Task brief -
What follows is a listing. Return every line of it exactly.

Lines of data
[Start]

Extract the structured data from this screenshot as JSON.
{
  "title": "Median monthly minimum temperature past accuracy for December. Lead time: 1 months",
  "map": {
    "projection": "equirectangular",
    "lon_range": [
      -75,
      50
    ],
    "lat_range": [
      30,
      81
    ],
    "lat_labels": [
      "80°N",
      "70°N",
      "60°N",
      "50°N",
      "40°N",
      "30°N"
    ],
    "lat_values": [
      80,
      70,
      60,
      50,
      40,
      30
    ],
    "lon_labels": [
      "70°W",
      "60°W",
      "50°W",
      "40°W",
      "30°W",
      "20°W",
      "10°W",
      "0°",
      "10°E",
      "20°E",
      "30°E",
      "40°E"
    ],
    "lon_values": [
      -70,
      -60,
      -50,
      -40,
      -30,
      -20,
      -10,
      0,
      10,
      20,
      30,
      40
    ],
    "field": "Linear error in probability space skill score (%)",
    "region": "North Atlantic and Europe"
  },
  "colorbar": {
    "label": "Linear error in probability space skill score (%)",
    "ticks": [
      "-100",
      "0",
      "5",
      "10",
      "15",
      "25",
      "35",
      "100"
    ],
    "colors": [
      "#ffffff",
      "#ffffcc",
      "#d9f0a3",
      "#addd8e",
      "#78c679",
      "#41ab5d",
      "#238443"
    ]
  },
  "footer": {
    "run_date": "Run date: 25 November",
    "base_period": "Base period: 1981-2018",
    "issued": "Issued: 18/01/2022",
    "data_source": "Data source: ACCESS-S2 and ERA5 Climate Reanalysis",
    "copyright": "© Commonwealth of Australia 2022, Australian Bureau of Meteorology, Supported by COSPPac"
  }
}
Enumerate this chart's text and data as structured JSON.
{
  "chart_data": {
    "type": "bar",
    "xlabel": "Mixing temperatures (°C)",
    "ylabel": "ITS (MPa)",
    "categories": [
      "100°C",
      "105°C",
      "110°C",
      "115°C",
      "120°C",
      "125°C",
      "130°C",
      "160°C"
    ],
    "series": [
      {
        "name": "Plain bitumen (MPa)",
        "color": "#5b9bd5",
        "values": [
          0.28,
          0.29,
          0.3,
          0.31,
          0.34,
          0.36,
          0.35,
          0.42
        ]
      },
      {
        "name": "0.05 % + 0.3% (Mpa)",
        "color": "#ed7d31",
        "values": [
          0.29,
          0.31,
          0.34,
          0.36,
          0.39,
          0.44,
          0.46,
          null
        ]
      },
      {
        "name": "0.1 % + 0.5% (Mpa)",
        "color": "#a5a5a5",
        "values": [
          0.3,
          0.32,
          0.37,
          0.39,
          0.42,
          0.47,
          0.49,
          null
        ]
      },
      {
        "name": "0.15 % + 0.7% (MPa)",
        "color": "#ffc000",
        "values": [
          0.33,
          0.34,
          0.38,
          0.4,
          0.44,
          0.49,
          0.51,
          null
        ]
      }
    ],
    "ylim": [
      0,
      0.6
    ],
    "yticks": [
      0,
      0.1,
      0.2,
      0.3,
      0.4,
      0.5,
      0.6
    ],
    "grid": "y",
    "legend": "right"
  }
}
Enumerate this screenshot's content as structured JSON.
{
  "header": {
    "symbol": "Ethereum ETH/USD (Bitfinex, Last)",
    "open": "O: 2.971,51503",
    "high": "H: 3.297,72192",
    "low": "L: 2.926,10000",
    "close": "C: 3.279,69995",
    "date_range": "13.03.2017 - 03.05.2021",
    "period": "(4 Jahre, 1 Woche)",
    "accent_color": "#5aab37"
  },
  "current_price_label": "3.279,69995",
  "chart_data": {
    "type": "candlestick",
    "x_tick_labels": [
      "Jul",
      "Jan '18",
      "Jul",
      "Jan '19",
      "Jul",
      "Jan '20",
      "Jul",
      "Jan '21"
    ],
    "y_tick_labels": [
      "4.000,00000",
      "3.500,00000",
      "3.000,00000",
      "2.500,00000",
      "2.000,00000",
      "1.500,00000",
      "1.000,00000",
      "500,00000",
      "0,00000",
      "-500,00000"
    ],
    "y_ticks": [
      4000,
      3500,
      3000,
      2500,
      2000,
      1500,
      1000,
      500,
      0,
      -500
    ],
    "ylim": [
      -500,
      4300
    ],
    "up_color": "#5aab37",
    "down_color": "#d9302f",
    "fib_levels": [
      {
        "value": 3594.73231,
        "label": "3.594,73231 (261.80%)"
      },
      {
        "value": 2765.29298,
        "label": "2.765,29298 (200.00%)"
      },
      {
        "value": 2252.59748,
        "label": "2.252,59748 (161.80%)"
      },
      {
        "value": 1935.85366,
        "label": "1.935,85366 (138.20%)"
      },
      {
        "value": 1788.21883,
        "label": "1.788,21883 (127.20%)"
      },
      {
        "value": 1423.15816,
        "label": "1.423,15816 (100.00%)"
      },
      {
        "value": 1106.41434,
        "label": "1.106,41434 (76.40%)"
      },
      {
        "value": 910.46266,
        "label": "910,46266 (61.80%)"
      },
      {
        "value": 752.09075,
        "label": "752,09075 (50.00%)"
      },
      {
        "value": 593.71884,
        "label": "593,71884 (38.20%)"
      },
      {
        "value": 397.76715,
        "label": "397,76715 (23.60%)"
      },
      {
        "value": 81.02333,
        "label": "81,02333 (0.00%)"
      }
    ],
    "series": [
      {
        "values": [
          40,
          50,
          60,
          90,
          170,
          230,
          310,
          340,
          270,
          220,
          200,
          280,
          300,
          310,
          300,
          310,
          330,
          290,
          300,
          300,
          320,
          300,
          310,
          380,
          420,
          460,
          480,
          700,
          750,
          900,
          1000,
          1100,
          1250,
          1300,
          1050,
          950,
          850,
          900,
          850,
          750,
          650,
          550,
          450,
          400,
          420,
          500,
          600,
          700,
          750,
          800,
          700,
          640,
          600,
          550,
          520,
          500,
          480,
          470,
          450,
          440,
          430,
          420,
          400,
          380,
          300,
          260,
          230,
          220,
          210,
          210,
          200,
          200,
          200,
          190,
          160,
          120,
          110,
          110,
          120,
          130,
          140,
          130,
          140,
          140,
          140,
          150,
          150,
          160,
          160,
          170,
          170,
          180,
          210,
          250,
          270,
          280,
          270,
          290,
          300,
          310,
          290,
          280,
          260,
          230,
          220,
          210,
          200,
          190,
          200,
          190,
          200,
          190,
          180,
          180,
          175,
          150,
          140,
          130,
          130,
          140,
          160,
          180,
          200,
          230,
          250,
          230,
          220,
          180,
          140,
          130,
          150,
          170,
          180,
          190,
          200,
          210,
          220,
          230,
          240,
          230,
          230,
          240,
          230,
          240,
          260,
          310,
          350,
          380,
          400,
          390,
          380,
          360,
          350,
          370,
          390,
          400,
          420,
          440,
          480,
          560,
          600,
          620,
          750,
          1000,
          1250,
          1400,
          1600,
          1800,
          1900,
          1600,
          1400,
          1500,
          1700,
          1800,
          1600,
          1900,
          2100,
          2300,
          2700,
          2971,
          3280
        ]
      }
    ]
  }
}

[End]

The result -
Extract the structured data from this screenshot as JSON.
{
  "title": "Median monthly minimum temperature past accuracy for December. Lead time: 1 months",
  "map": {
    "projection": "equirectangular",
    "lon_range": [
      -75,
      50
    ],
    "lat_range": [
      30,
      81
    ],
    "lat_labels": [
      "80°N",
      "70°N",
      "60°N",
      "50°N",
      "40°N",
      "30°N"
    ],
    "lat_values": [
      80,
      70,
      60,
      50,
      40,
      30
    ],
    "lon_labels": [
      "70°W",
      "60°W",
      "50°W",
      "40°W",
      "30°W",
      "20°W",
      "10°W",
      "0°",
      "10°E",
      "20°E",
      "30°E",
      "40°E"
    ],
    "lon_values": [
      -70,
      -60,
      -50,
      -40,
      -30,
      -20,
      -10,
      0,
      10,
      20,
      30,
      40
    ],
    "field": "Linear error in probability space skill score (%)",
    "region": "North Atlantic and Europe"
  },
  "colorbar": {
    "label": "Linear error in probability space skill score (%)",
    "ticks": [
      "-100",
      "0",
      "5",
      "10",
      "15",
      "25",
      "35",
      "100"
    ],
    "colors": [
      "#ffffff",
      "#ffffcc",
      "#d9f0a3",
      "#addd8e",
      "#78c679",
      "#41ab5d",
      "#238443"
    ]
  },
  "footer": {
    "run_date": "Run date: 25 November",
    "base_period": "Base period: 1981-2018",
    "issued": "Issued: 18/01/2022",
    "data_source": "Data source: ACCESS-S2 and ERA5 Climate Reanalysis",
    "copyright": "© Commonwealth of Australia 2022, Australian Bureau of Meteorology, Supported by COSPPac"
  }
}
Enumerate this chart's text and data as structured JSON.
{
  "chart_data": {
    "type": "bar",
    "xlabel": "Mixing temperatures (°C)",
    "ylabel": "ITS (MPa)",
    "categories": [
      "100°C",
      "105°C",
      "110°C",
      "115°C",
      "120°C",
      "125°C",
      "130°C",
      "160°C"
    ],
    "series": [
      {
        "name": "Plain bitumen (MPa)",
        "color": "#5b9bd5",
        "values": [
          0.28,
          0.29,
          0.3,
          0.31,
          0.34,
          0.36,
          0.35,
          0.42
        ]
      },
      {
        "name": "0.05 % + 0.3% (Mpa)",
        "color": "#ed7d31",
        "values": [
          0.29,
          0.31,
          0.34,
          0.36,
          0.39,
          0.44,
          0.46,
          null
        ]
      },
      {
        "name": "0.1 % + 0.5% (Mpa)",
        "color": "#a5a5a5",
        "values": [
          0.3,
          0.32,
          0.37,
          0.39,
          0.42,
          0.47,
          0.49,
          null
        ]
      },
      {
        "name": "0.15 % + 0.7% (MPa)",
        "color": "#ffc000",
        "values": [
          0.33,
          0.34,
          0.38,
          0.4,
          0.44,
          0.49,
          0.51,
          null
        ]
      }
    ],
    "ylim": [
      0,
      0.6
    ],
    "yticks": [
      0,
      0.1,
      0.2,
      0.3,
      0.4,
      0.5,
      0.6
    ],
    "grid": "y",
    "legend": "right"
  }
}
Enumerate this screenshot's content as structured JSON.
{
  "header": {
    "symbol": "Ethereum ETH/USD (Bitfinex, Last)",
    "open": "O: 2.971,51503",
    "high": "H: 3.297,72192",
    "low": "L: 2.926,10000",
    "close": "C: 3.279,69995",
    "date_range": "13.03.2017 - 03.05.2021",
    "period": "(4 Jahre, 1 Woche)",
    "accent_color": "#5aab37"
  },
  "current_price_label": "3.279,69995",
  "chart_data": {
    "type": "candlestick",
    "x_tick_labels": [
      "Jul",
      "Jan '18",
      "Jul",
      "Jan '19",
      "Jul",
      "Jan '20",
      "Jul",
      "Jan '21"
    ],
    "y_tick_labels": [
      "4.000,00000",
      "3.500,00000",
      "3.000,00000",
      "2.500,00000",
      "2.000,00000",
      "1.500,00000",
      "1.000,00000",
      "500,00000",
      "0,00000",
      "-500,00000"
    ],
    "y_ticks": [
      4000,
      3500,
      3000,
      2500,
      2000,
      1500,
      1000,
      500,
      0,
      -500
    ],
    "ylim": [
      -500,
      4300
    ],
    "up_color": "#5aab37",
    "down_color": "#d9302f",
    "fib_levels": [
      {
        "value": 3594.73231,
        "label": "3.594,73231 (261.80%)"
      },
      {
        "value": 2765.29298,
        "label": "2.765,29298 (200.00%)"
      },
      {
        "value": 2252.59748,
        "label": "2.252,59748 (161.80%)"
      },
      {
        "value": 1935.85366,
        "label": "1.935,85366 (138.20%)"
      },
      {
        "value": 1788.21883,
        "label": "1.788,21883 (127.20%)"
      },
      {
        "value": 1423.15816,
        "label": "1.423,15816 (100.00%)"
      },
      {
        "value": 1106.41434,
        "label": "1.106,41434 (76.40%)"
      },
      {
        "value": 910.46266,
        "label": "910,46266 (61.80%)"
      },
      {
        "value": 752.09075,
        "label": "752,09075 (50.00%)"
      },
      {
        "value": 593.71884,
        "label": "593,71884 (38.20%)"
      },
      {
        "value": 397.76715,
        "label": "397,76715 (23.60%)"
      },
      {
        "value": 81.02333,
        "label": "81,02333 (0.00%)"
      }
    ],
    "series": [
      {
        "values": [
          40,
          50,
          60,
          90,
          170,
          230,
          310,
          340,
          270,
          220,
          200,
          280,
          300,
          310,
          300,
          310,
          330,
          290,
          300,
          300,
          320,
          300,
          310,
          380,
          420,
          460,
          480,
          700,
          750,
          900,
          1000,
          1100,
          1250,
          1300,
          1050,
          950,
          850,
          900,
          850,
          750,
          650,
          550,
          450,
          400,
          420,
          500,
          600,
          700,
          750,
          800,
          700,
          640,
          600,
          550,
          520,
          500,
          480,
          470,
          450,
          440,
          430,
          420,
          400,
          380,
          300,
          260,
          230,
          220,
          210,
          210,
          200,
          200,
          200,
          190,
          160,
          120,
          110,
          110,
          120,
          130,
          140,
          130,
          140,
          140,
          140,
          150,
          150,
          160,
          160,
          170,
          170,
          180,
          210,
          250,
          270,
          280,
          270,
          290,
          300,
          310,
          290,
          280,
          260,
          230,
          220,
          210,
          200,
          190,
          200,
          190,
          200,
          190,
          180,
          180,
          175,
          150,
          140,
          130,
          130,
          140,
          160,
          180,
          200,
          230,
          250,
          230,
          220,
          180,
          140,
          130,
          150,
          170,
          180,
          190,
          200,
          210,
          220,
          230,
          240,
          230,
          230,
          240,
          230,
          240,
          260,
          310,
          350,
          380,
          400,
          390,
          380,
          360,
          350,
          370,
          390,
          400,
          420,
          440,
          480,
          560,
          600,
          620,
          750,
          1000,
          1250,
          1400,
          1600,
          1800,
          1900,
          1600,
          1400,
          1500,
          1700,
          1800,
          1600,
          1900,
          2100,
          2300,
          2700,
          2971,
          3280
        ]
      }
    ]
  }
}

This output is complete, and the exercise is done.